Materials provided:

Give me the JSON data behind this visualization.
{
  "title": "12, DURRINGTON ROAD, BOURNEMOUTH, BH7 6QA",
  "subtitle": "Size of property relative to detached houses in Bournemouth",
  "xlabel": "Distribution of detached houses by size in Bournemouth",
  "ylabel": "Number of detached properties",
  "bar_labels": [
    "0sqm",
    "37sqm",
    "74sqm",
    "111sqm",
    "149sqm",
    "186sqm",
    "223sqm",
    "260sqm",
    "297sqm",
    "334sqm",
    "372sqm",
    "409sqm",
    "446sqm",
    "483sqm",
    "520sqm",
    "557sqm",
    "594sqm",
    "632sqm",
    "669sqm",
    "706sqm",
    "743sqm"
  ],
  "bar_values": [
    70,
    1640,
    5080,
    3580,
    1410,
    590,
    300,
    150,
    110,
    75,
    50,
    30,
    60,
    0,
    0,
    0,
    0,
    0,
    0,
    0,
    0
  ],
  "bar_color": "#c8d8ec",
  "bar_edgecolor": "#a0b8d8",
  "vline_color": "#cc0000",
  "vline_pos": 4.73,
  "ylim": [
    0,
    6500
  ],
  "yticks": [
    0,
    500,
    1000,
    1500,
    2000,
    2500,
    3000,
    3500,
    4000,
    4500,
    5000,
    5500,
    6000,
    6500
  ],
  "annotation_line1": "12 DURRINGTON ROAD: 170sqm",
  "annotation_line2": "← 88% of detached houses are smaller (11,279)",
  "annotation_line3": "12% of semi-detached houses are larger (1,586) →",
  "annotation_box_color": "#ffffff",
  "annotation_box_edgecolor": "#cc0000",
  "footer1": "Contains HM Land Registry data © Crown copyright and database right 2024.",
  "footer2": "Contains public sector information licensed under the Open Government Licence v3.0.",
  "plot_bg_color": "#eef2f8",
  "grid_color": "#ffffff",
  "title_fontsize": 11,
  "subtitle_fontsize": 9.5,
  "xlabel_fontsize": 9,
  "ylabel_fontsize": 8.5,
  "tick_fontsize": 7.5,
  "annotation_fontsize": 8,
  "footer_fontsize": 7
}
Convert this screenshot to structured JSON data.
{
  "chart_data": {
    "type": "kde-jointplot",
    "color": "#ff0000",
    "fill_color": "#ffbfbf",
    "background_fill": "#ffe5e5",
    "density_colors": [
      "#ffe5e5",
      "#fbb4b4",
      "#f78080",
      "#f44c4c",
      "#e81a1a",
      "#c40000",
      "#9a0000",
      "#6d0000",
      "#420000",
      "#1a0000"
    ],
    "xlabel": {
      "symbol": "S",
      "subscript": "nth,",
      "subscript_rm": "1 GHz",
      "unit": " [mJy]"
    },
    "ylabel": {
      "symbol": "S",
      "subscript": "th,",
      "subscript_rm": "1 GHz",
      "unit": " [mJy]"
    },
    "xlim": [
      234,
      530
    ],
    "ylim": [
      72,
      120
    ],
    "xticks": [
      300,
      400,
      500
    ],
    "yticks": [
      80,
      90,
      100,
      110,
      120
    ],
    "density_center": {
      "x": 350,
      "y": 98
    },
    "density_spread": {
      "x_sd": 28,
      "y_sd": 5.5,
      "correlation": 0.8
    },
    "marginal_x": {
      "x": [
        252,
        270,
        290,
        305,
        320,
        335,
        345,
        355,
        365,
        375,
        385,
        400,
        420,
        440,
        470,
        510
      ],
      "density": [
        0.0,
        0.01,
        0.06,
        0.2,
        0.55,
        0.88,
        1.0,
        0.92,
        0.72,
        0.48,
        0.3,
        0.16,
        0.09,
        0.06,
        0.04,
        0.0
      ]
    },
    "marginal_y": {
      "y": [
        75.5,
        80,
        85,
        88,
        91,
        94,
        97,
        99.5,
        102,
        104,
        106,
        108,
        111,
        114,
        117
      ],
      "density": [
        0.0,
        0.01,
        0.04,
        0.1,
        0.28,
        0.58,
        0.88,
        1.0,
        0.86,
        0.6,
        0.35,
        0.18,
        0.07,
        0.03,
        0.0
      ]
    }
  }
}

Goal:
Search the records above for the string "JSON". Copy every line that contains it.

Result of the task:
Give me the JSON data behind this visualization.
Convert this screenshot to structured JSON data.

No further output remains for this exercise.